**Written task:** Locate and copy all lines bearing the word "dalla".

:: Given records

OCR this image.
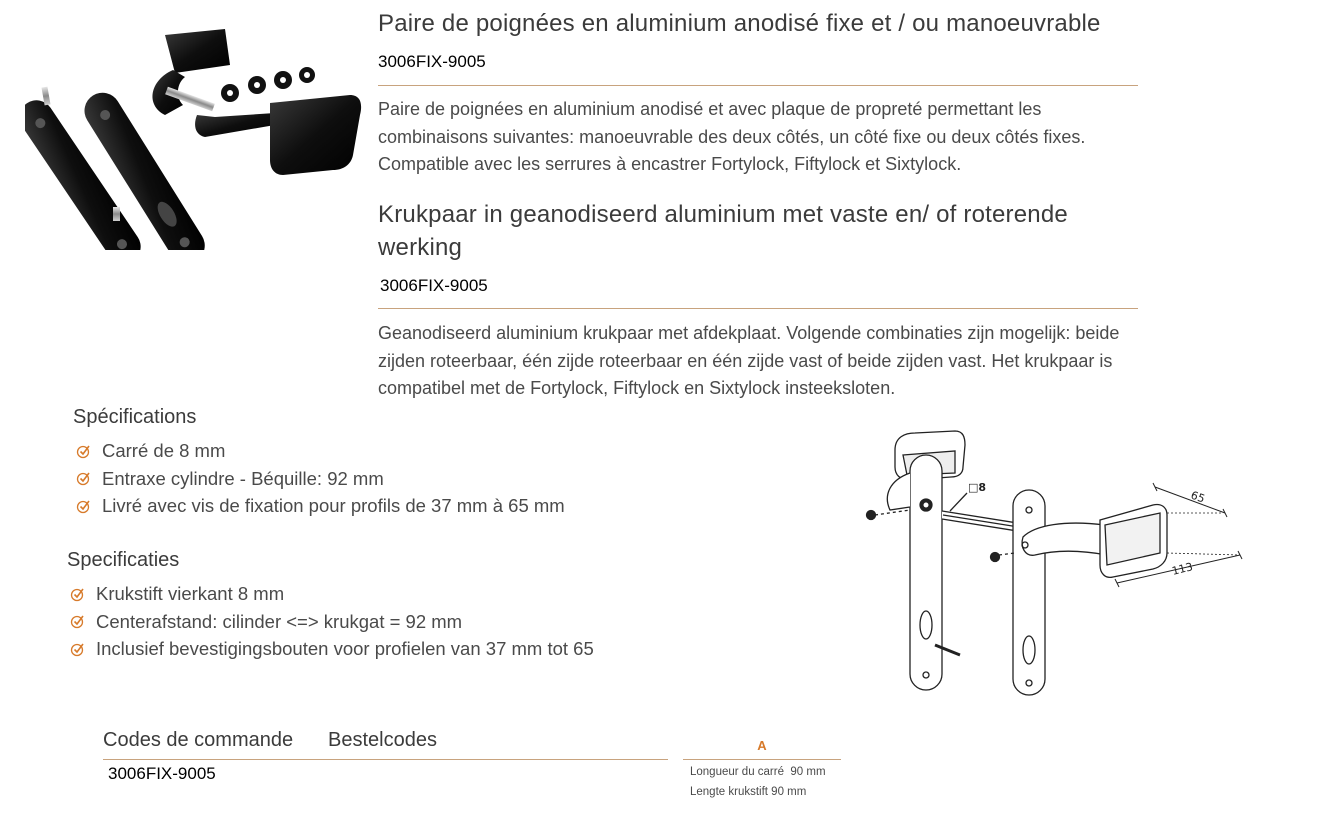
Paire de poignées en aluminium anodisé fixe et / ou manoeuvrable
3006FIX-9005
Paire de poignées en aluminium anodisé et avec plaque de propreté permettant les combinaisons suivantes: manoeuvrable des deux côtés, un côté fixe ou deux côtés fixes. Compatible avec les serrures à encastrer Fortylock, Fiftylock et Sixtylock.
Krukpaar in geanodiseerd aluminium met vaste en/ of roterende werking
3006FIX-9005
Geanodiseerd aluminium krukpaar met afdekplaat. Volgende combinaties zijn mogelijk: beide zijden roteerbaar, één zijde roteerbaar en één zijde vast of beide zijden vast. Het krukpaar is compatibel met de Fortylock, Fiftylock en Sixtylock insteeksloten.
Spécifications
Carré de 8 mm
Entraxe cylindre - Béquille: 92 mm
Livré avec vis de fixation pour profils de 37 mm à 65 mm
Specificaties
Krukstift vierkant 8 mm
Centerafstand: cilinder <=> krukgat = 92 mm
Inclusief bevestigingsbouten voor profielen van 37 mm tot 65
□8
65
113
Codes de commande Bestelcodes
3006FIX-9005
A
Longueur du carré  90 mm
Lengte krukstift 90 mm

::::
:: Given records

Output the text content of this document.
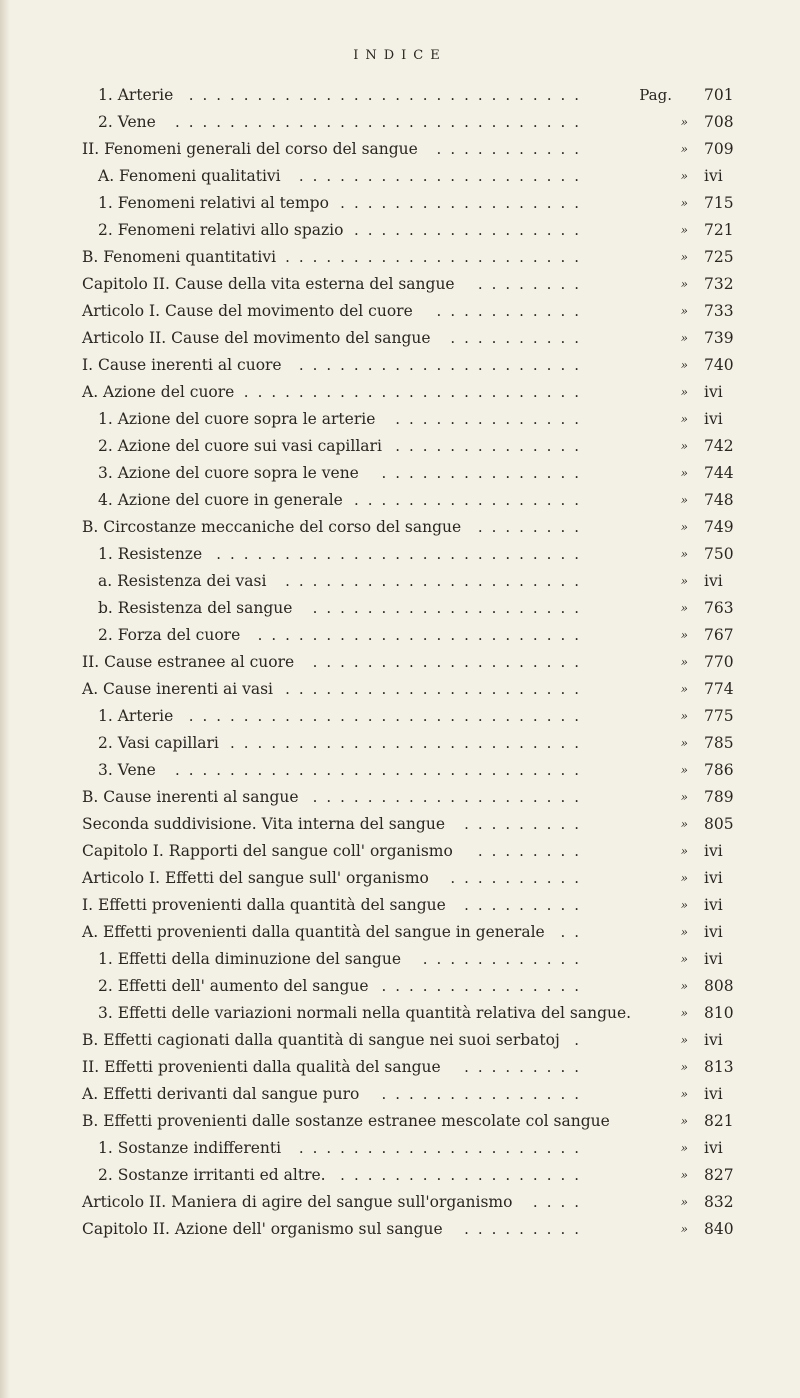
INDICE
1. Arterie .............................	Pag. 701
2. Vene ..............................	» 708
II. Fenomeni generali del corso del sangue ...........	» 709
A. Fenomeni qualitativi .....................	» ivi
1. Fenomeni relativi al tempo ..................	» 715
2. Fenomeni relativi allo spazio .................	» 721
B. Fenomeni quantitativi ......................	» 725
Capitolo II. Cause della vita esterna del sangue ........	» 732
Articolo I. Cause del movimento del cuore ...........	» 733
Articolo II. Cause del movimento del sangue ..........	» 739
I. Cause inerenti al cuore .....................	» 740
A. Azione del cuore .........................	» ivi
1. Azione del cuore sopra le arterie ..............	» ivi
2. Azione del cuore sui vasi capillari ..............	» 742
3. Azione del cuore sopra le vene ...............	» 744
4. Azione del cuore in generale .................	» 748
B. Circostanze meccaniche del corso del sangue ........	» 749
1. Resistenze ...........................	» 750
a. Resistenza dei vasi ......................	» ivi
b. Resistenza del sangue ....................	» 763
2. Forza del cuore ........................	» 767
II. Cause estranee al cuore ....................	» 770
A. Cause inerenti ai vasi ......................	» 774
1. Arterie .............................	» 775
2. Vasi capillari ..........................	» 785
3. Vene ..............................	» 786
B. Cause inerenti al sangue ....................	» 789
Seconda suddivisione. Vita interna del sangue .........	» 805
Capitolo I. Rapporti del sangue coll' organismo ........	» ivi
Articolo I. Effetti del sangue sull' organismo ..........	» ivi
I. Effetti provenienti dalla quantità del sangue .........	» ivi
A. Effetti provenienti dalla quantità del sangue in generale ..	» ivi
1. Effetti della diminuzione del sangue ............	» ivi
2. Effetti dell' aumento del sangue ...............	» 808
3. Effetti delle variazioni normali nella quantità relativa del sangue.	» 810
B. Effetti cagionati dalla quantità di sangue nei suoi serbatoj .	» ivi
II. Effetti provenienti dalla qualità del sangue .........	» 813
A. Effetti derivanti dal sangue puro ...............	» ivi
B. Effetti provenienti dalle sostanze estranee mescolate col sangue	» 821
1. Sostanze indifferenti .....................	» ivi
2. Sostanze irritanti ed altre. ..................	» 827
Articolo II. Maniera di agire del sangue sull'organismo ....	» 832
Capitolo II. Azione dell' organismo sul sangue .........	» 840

::::

**Task response:**
I. Effetti provenienti dalla quantità del sangue .........	» ivi
A. Effetti provenienti dalla quantità del sangue in generale ..	» ivi
B. Effetti cagionati dalla quantità di sangue nei suoi serbatoj .	» ivi
II. Effetti provenienti dalla qualità del sangue .........	» 813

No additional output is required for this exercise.